> **Raw data**
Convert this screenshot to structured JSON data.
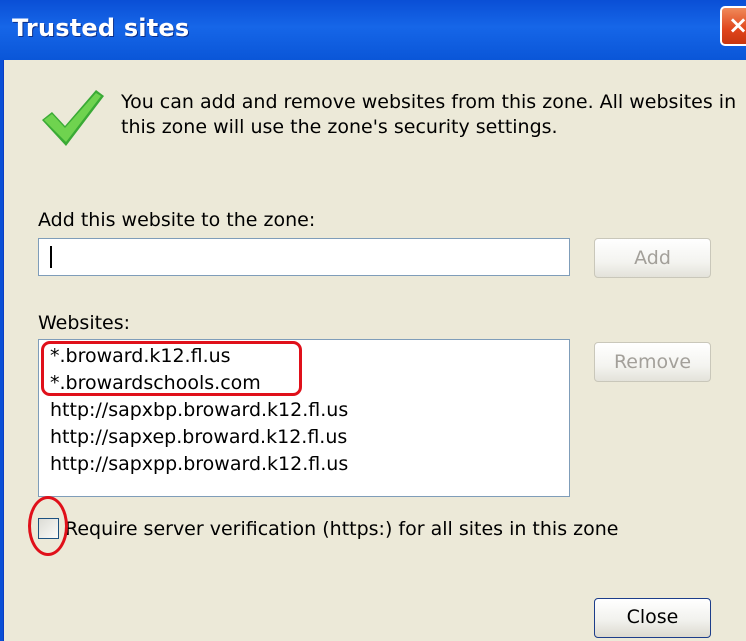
{
  "window": {
    "title": "Trusted sites",
    "close_glyph": "×"
  },
  "info": {
    "icon": "check-icon",
    "text": "You can add and remove websites from this zone. All websites in this zone will use the zone's security settings."
  },
  "add_section": {
    "label": "Add this website to the zone:",
    "input_value": "",
    "add_button": "Add"
  },
  "websites_section": {
    "label": "Websites:",
    "items": [
      "*.broward.k12.fl.us",
      "*.browardschools.com",
      "http://sapxbp.broward.k12.fl.us",
      "http://sapxep.broward.k12.fl.us",
      "http://sapxpp.broward.k12.fl.us"
    ],
    "remove_button": "Remove"
  },
  "verification": {
    "label": "Require server verification (https:) for all sites in this zone",
    "checked": false
  },
  "footer": {
    "close_button": "Close"
  },
  "colors": {
    "title_bar": "#0a4fd6",
    "dialog_bg": "#ece9d8",
    "annotation": "#e0101a",
    "check_green": "#3aaa35"
  }
}
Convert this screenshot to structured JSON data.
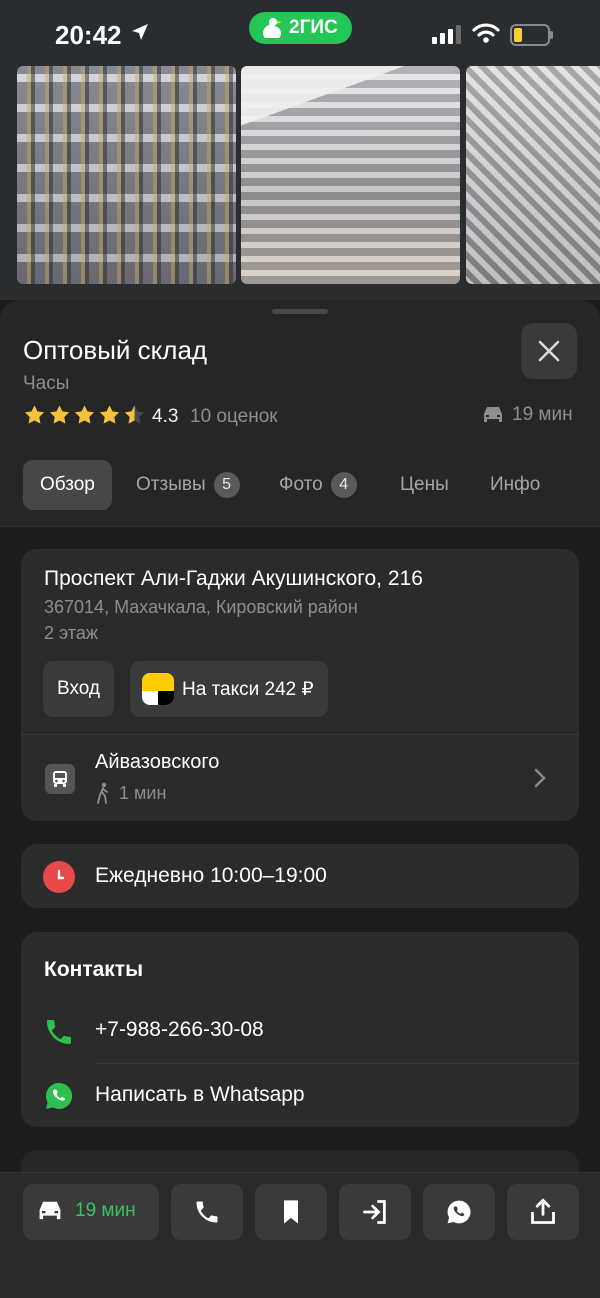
{
  "status_bar": {
    "time": "20:42",
    "brand": "2ГИС"
  },
  "place": {
    "title": "Оптовый склад",
    "category": "Часы",
    "rating": "4.3",
    "rating_stars_value": 4.3,
    "rating_count": "10 оценок",
    "drive_eta": "19 мин"
  },
  "tabs": [
    {
      "label": "Обзор"
    },
    {
      "label": "Отзывы",
      "badge": "5"
    },
    {
      "label": "Фото",
      "badge": "4"
    },
    {
      "label": "Цены"
    },
    {
      "label": "Инфо"
    }
  ],
  "address": {
    "line1": "Проспект Али-Гаджи Акушинского, 216",
    "line2": "367014, Махачкала, Кировский район",
    "floor": "2 этаж",
    "entry_label": "Вход",
    "taxi_label": "На такси 242 ₽",
    "stop_name": "Айвазовского",
    "walk_time": "1 мин"
  },
  "hours": {
    "text": "Ежедневно 10:00–19:00"
  },
  "contacts": {
    "title": "Контакты",
    "phone": "+7-988-266-30-08",
    "whatsapp": "Написать в Whatsapp"
  },
  "bottom_bar": {
    "route_eta": "19 мин"
  },
  "colors": {
    "accent_green": "#24c656",
    "star": "#f5c33b",
    "clock_red": "#e84a4a",
    "eta_green": "#36c463"
  }
}
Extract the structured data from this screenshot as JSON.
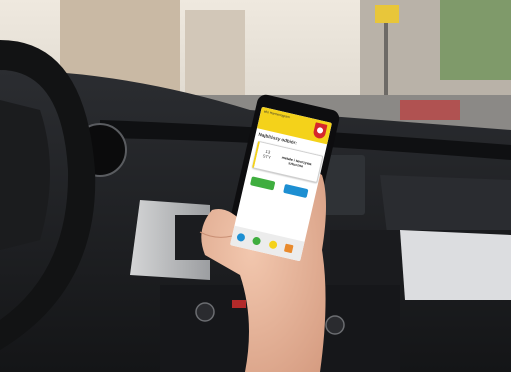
{
  "scene": {
    "colors": {
      "sky": "#e9e6df",
      "dashboard": "#1d1f22",
      "steering_wheel": "#121314",
      "phone": "#0d0d0f",
      "hand": "#e9b59a",
      "road": "#7b7a78",
      "app_yellow": "#f4d21a"
    }
  },
  "phone_app": {
    "app_name": "eko Harmonogram",
    "next_pickup_label": "Najbliższy odbiór:",
    "pickup": {
      "day_number": "13",
      "weekday": "STY",
      "waste_type": "metale i tworzywa sztuczne"
    },
    "button_left": "",
    "button_right": "",
    "nav_icons": [
      "menu-icon",
      "recycle-icon",
      "calendar-icon",
      "mail-icon"
    ]
  }
}
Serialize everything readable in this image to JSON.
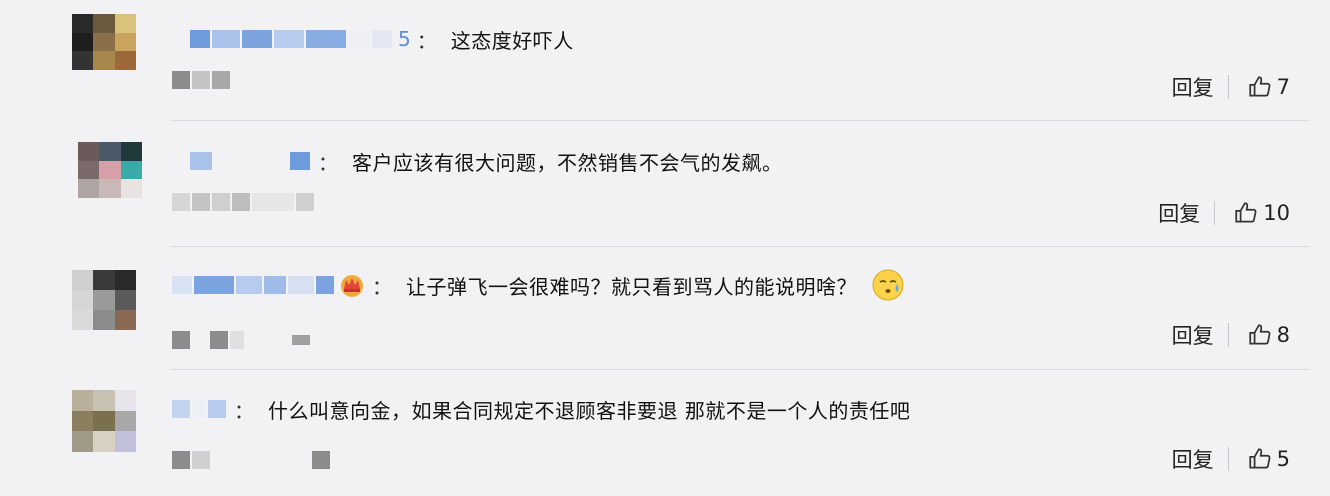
{
  "comments": [
    {
      "username_visible_suffix": "5",
      "colon": "：",
      "text": "这态度好吓人",
      "reply_label": "回复",
      "likes": "7",
      "like_icon": "thumbs-up-icon"
    },
    {
      "colon": "：",
      "text": "客户应该有很大问题，不然销售不会气的发飙。",
      "reply_label": "回复",
      "likes": "10",
      "like_icon": "thumbs-up-icon"
    },
    {
      "colon": "：",
      "text": "让子弹飞一会很难吗？就只看到骂人的能说明啥？",
      "badge_icon": "crown-badge-icon",
      "emoji_icon": "sweat-face-emoji-icon",
      "reply_label": "回复",
      "likes": "8",
      "like_icon": "thumbs-up-icon"
    },
    {
      "colon": "：",
      "text": "什么叫意向金，如果合同规定不退顾客非要退 那就不是一个人的责任吧",
      "reply_label": "回复",
      "likes": "5",
      "like_icon": "thumbs-up-icon"
    }
  ],
  "colors": {
    "background": "#f2f2f5",
    "blurred_username": "#7aa3de",
    "blurred_meta": "#8c8c8c",
    "divider": "#dcdce0"
  }
}
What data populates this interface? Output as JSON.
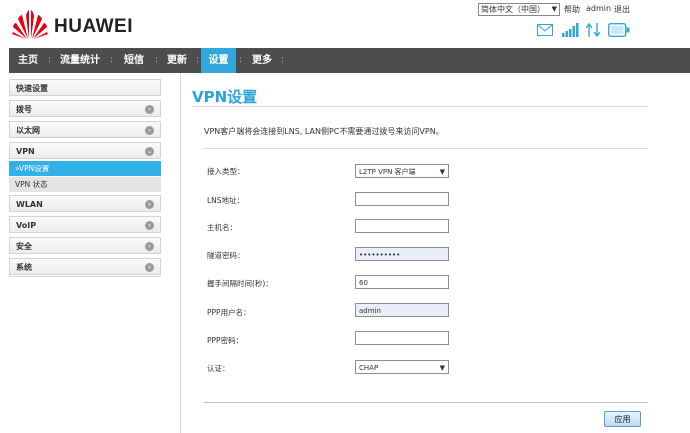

> **What to do**
Transcribe the material exactly, leaving every picture out.

> **Task solution**
Convert this screenshot to structured JSON data.
{
  "window": {
    "title": "Trusted sites",
    "close_glyph": "×"
  },
  "info": {
    "icon": "check-icon",
    "text": "You can add and remove websites from this zone. All websites in this zone will use the zone's security settings."
  },
  "add_section": {
    "label": "Add this website to the zone:",
    "input_value": "",
    "add_button": "Add"
  },
  "websites_section": {
    "label": "Websites:",
    "items": [
      "*.broward.k12.fl.us",
      "*.browardschools.com",
      "http://sapxbp.broward.k12.fl.us",
      "http://sapxep.broward.k12.fl.us",
      "http://sapxpp.broward.k12.fl.us"
    ],
    "remove_button": "Remove"
  },
  "verification": {
    "label": "Require server verification (https:) for all sites in this zone",
    "checked": false
  },
  "footer": {
    "close_button": "Close"
  },
  "colors": {
    "title_bar": "#0a4fd6",
    "dialog_bg": "#ece9d8",
    "annotation": "#e0101a",
    "check_green": "#3aaa35"
  }
}
Convert this screenshot to structured JSON data.
{
  "status_bar": {
    "time": "20:42",
    "brand": "2ГИС"
  },
  "place": {
    "title": "Оптовый склад",
    "category": "Часы",
    "rating": "4.3",
    "rating_stars_value": 4.3,
    "rating_count": "10 оценок",
    "drive_eta": "19 мин"
  },
  "tabs": [
    {
      "label": "Обзор"
    },
    {
      "label": "Отзывы",
      "badge": "5"
    },
    {
      "label": "Фото",
      "badge": "4"
    },
    {
      "label": "Цены"
    },
    {
      "label": "Инфо"
    }
  ],
  "address": {
    "line1": "Проспект Али-Гаджи Акушинского, 216",
    "line2": "367014, Махачкала, Кировский район",
    "floor": "2 этаж",
    "entry_label": "Вход",
    "taxi_label": "На такси 242 ₽",
    "stop_name": "Айвазовского",
    "walk_time": "1 мин"
  },
  "hours": {
    "text": "Ежедневно 10:00–19:00"
  },
  "contacts": {
    "title": "Контакты",
    "phone": "+7-988-266-30-08",
    "whatsapp": "Написать в Whatsapp"
  },
  "bottom_bar": {
    "route_eta": "19 мин"
  },
  "colors": {
    "accent_green": "#24c656",
    "star": "#f5c33b",
    "clock_red": "#e84a4a",
    "eta_green": "#36c463"
  }
}
Extract the structured data from this screenshot as JSON.
{
  "scene": {
    "colors": {
      "sky": "#e9e6df",
      "dashboard": "#1d1f22",
      "steering_wheel": "#121314",
      "phone": "#0d0d0f",
      "hand": "#e9b59a",
      "road": "#7b7a78",
      "app_yellow": "#f4d21a"
    }
  },
  "phone_app": {
    "app_name": "eko Harmonogram",
    "next_pickup_label": "Najbliższy odbiór:",
    "pickup": {
      "day_number": "13",
      "weekday": "STY",
      "waste_type": "metale i tworzywa sztuczne"
    },
    "button_left": "",
    "button_right": "",
    "nav_icons": [
      "menu-icon",
      "recycle-icon",
      "calendar-icon",
      "mail-icon"
    ]
  }
}
Serialize everything readable in this image to JSON.
{
  "comments": [
    {
      "username_visible_suffix": "5",
      "colon": "：",
      "text": "这态度好吓人",
      "reply_label": "回复",
      "likes": "7",
      "like_icon": "thumbs-up-icon"
    },
    {
      "colon": "：",
      "text": "客户应该有很大问题，不然销售不会气的发飙。",
      "reply_label": "回复",
      "likes": "10",
      "like_icon": "thumbs-up-icon"
    },
    {
      "colon": "：",
      "text": "让子弹飞一会很难吗？就只看到骂人的能说明啥？",
      "badge_icon": "crown-badge-icon",
      "emoji_icon": "sweat-face-emoji-icon",
      "reply_label": "回复",
      "likes": "8",
      "like_icon": "thumbs-up-icon"
    },
    {
      "colon": "：",
      "text": "什么叫意向金，如果合同规定不退顾客非要退 那就不是一个人的责任吧",
      "reply_label": "回复",
      "likes": "5",
      "like_icon": "thumbs-up-icon"
    }
  ],
  "colors": {
    "background": "#f2f2f5",
    "blurred_username": "#7aa3de",
    "blurred_meta": "#8c8c8c",
    "divider": "#dcdce0"
  }
}
What data populates this interface? Output as JSON.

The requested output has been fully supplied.